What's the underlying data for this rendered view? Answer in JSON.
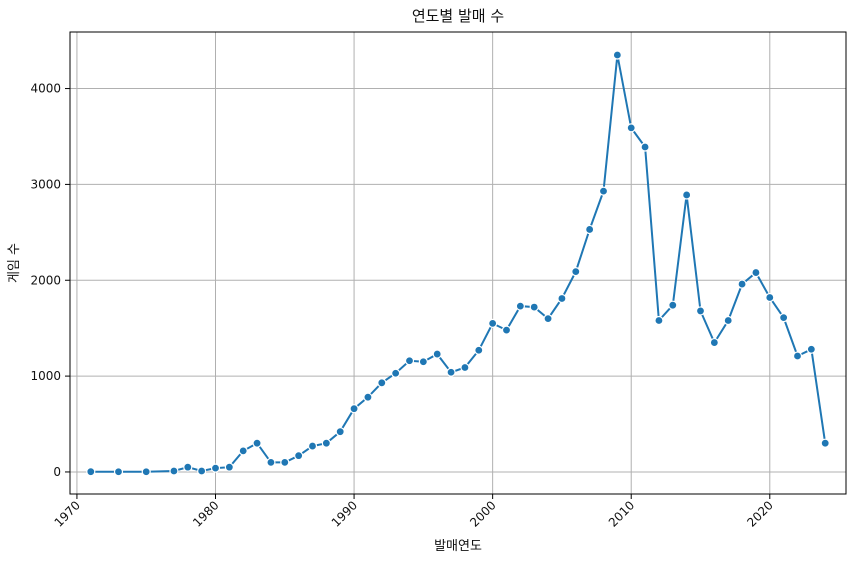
{
  "chart_data": {
    "type": "line",
    "title": "연도별 발매 수",
    "xlabel": "발매연도",
    "ylabel": "게임 수",
    "xlim": [
      1969.5,
      2025.5
    ],
    "ylim": [
      -230,
      4590
    ],
    "x_ticks": [
      "1970",
      "1980",
      "1990",
      "2000",
      "2010",
      "2020"
    ],
    "y_ticks": [
      "0",
      "1000",
      "2000",
      "3000",
      "4000"
    ],
    "grid": true,
    "marker": "circle",
    "color": "#1f77b4",
    "series": [
      {
        "x": [
          1971,
          1973,
          1975,
          1977,
          1978,
          1979,
          1980,
          1981,
          1982,
          1983,
          1984,
          1985,
          1986,
          1987,
          1988,
          1989,
          1990,
          1991,
          1992,
          1993,
          1994,
          1995,
          1996,
          1997,
          1998,
          1999,
          2000,
          2001,
          2002,
          2003,
          2004,
          2005,
          2006,
          2007,
          2008,
          2009,
          2010,
          2011,
          2012,
          2013,
          2014,
          2015,
          2016,
          2017,
          2018,
          2019,
          2020,
          2021,
          2022,
          2023,
          2024
        ],
        "y": [
          3,
          2,
          2,
          10,
          50,
          10,
          40,
          50,
          220,
          300,
          100,
          100,
          170,
          270,
          300,
          420,
          660,
          780,
          930,
          1030,
          1160,
          1150,
          1230,
          1040,
          1090,
          1270,
          1550,
          1480,
          1730,
          1720,
          1600,
          1810,
          2090,
          2530,
          2930,
          4350,
          3590,
          3390,
          1580,
          1740,
          2890,
          1680,
          1350,
          1580,
          1960,
          2080,
          1820,
          1610,
          1210,
          1280,
          300
        ]
      }
    ]
  }
}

——

Aim: Without the pictures, print the records in full, exactly as they appear.

Result of this exercise:
What's the underlying data for this rendered view? Answer in JSON.
{
  "chart_data": {
    "type": "line",
    "title": "연도별 발매 수",
    "xlabel": "발매연도",
    "ylabel": "게임 수",
    "xlim": [
      1969.5,
      2025.5
    ],
    "ylim": [
      -230,
      4590
    ],
    "x_ticks": [
      "1970",
      "1980",
      "1990",
      "2000",
      "2010",
      "2020"
    ],
    "y_ticks": [
      "0",
      "1000",
      "2000",
      "3000",
      "4000"
    ],
    "grid": true,
    "marker": "circle",
    "color": "#1f77b4",
    "series": [
      {
        "x": [
          1971,
          1973,
          1975,
          1977,
          1978,
          1979,
          1980,
          1981,
          1982,
          1983,
          1984,
          1985,
          1986,
          1987,
          1988,
          1989,
          1990,
          1991,
          1992,
          1993,
          1994,
          1995,
          1996,
          1997,
          1998,
          1999,
          2000,
          2001,
          2002,
          2003,
          2004,
          2005,
          2006,
          2007,
          2008,
          2009,
          2010,
          2011,
          2012,
          2013,
          2014,
          2015,
          2016,
          2017,
          2018,
          2019,
          2020,
          2021,
          2022,
          2023,
          2024
        ],
        "y": [
          3,
          2,
          2,
          10,
          50,
          10,
          40,
          50,
          220,
          300,
          100,
          100,
          170,
          270,
          300,
          420,
          660,
          780,
          930,
          1030,
          1160,
          1150,
          1230,
          1040,
          1090,
          1270,
          1550,
          1480,
          1730,
          1720,
          1600,
          1810,
          2090,
          2530,
          2930,
          4350,
          3590,
          3390,
          1580,
          1740,
          2890,
          1680,
          1350,
          1580,
          1960,
          2080,
          1820,
          1610,
          1210,
          1280,
          300
        ]
      }
    ]
  }
}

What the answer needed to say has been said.